WRITTEN REQUEST:
Make an exact copy of all the material below, apart from the pictures.

STORED ROWS:
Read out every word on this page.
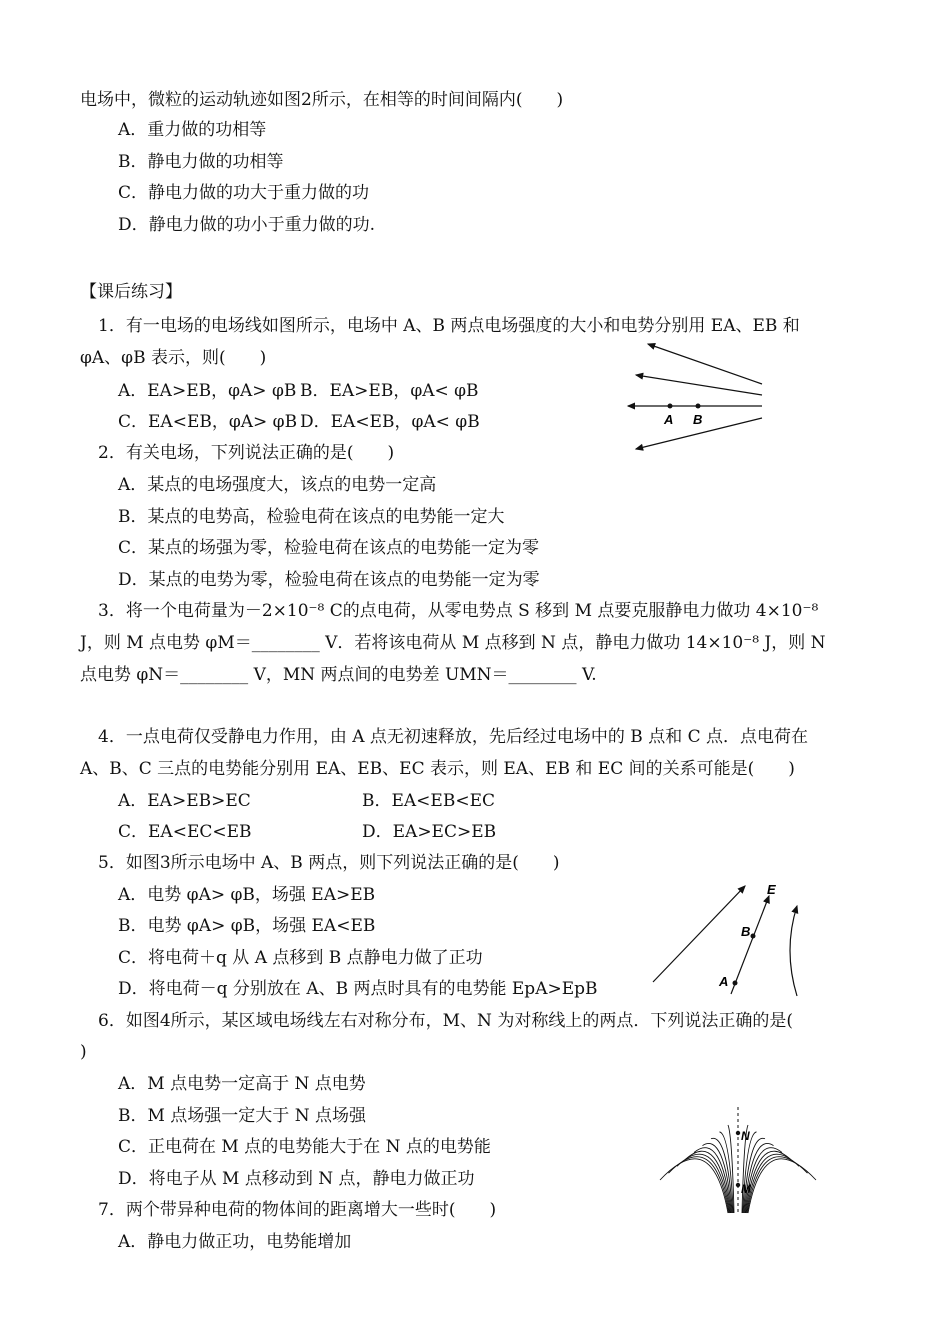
电场中，微粒的运动轨迹如图2所示，在相等的时间间隔内(　　)
A．重力做的功相等
B．静电力做的功相等
C．静电力做的功大于重力做的功
D．静电力做的功小于重力做的功.
【课后练习】
1．有一电场的电场线如图所示，电场中 A、B 两点电场强度的大小和电势分别用 EA、EB 和
φA、φB 表示，则(　　)
A．EA>EB，φA> φB B．EA>EB，φA< φB
C．EA<EB，φA> φB D．EA<EB，φA< φB	A B
2．有关电场，下列说法正确的是(　　)
A．某点的电场强度大，该点的电势一定高
B．某点的电势高，检验电荷在该点的电势能一定大
C．某点的场强为零，检验电荷在该点的电势能一定为零
D．某点的电势为零，检验电荷在该点的电势能一定为零
3．将一个电荷量为－2×10⁻⁸ C的点电荷，从零电势点 S 移到 M 点要克服静电力做功 4×10⁻⁸
J，则 M 点电势 φM＝________ V．若将该电荷从 M 点移到 N 点，静电力做功 14×10⁻⁸ J，则 N
点电势 φN＝________ V，MN 两点间的电势差 UMN＝________ V.
4．一点电荷仅受静电力作用，由 A 点无初速释放，先后经过电场中的 B 点和 C 点．点电荷在
A、B、C 三点的电势能分别用 EA、EB、EC 表示，则 EA、EB 和 EC 间的关系可能是(　　)
A．EA>EB>EC	B．EA<EB<EC
C．EA<EC<EB	D．EA>EC>EB
5．如图3所示电场中 A、B 两点，则下列说法正确的是(　　)
A．电势 φA> φB，场强 EA>EB
B．电势 φA> φB，场强 EA<EB
C．将电荷＋q 从 A 点移到 B 点静电力做了正功
D．将电荷－q 分别放在 A、B 两点时具有的电势能 EpA>EpB
E
B
A
6．如图4所示，某区域电场线左右对称分布，M、N 为对称线上的两点．下列说法正确的是(
)
A．M 点电势一定高于 N 点电势
B．M 点场强一定大于 N 点场强
C．正电荷在 M 点的电势能大于在 N 点的电势能
D．将电子从 M 点移动到 N 点，静电力做正功
N
M
7．两个带异种电荷的物体间的距离增大一些时(　　)
A．静电力做正功，电势能增加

SOLVED EXERCISE:
Read out every word on this page.
电场中，微粒的运动轨迹如图2所示，在相等的时间间隔内(　　)
A．重力做的功相等
B．静电力做的功相等
C．静电力做的功大于重力做的功
D．静电力做的功小于重力做的功.
【课后练习】
1．有一电场的电场线如图所示，电场中 A、B 两点电场强度的大小和电势分别用 EA、EB 和
φA、φB 表示，则(　　)
A．EA>EB，φA> φB B．EA>EB，φA< φB
C．EA<EB，φA> φB D．EA<EB，φA< φB	A B
2．有关电场，下列说法正确的是(　　)
A．某点的电场强度大，该点的电势一定高
B．某点的电势高，检验电荷在该点的电势能一定大
C．某点的场强为零，检验电荷在该点的电势能一定为零
D．某点的电势为零，检验电荷在该点的电势能一定为零
3．将一个电荷量为－2×10⁻⁸ C的点电荷，从零电势点 S 移到 M 点要克服静电力做功 4×10⁻⁸
J，则 M 点电势 φM＝________ V．若将该电荷从 M 点移到 N 点，静电力做功 14×10⁻⁸ J，则 N
点电势 φN＝________ V，MN 两点间的电势差 UMN＝________ V.
4．一点电荷仅受静电力作用，由 A 点无初速释放，先后经过电场中的 B 点和 C 点．点电荷在
A、B、C 三点的电势能分别用 EA、EB、EC 表示，则 EA、EB 和 EC 间的关系可能是(　　)
A．EA>EB>EC	B．EA<EB<EC
C．EA<EC<EB	D．EA>EC>EB
5．如图3所示电场中 A、B 两点，则下列说法正确的是(　　)
A．电势 φA> φB，场强 EA>EB
B．电势 φA> φB，场强 EA<EB
C．将电荷＋q 从 A 点移到 B 点静电力做了正功
D．将电荷－q 分别放在 A、B 两点时具有的电势能 EpA>EpB
E
B
A
6．如图4所示，某区域电场线左右对称分布，M、N 为对称线上的两点．下列说法正确的是(
)
A．M 点电势一定高于 N 点电势
B．M 点场强一定大于 N 点场强
C．正电荷在 M 点的电势能大于在 N 点的电势能
D．将电子从 M 点移动到 N 点，静电力做正功
N
M
7．两个带异种电荷的物体间的距离增大一些时(　　)
A．静电力做正功，电势能增加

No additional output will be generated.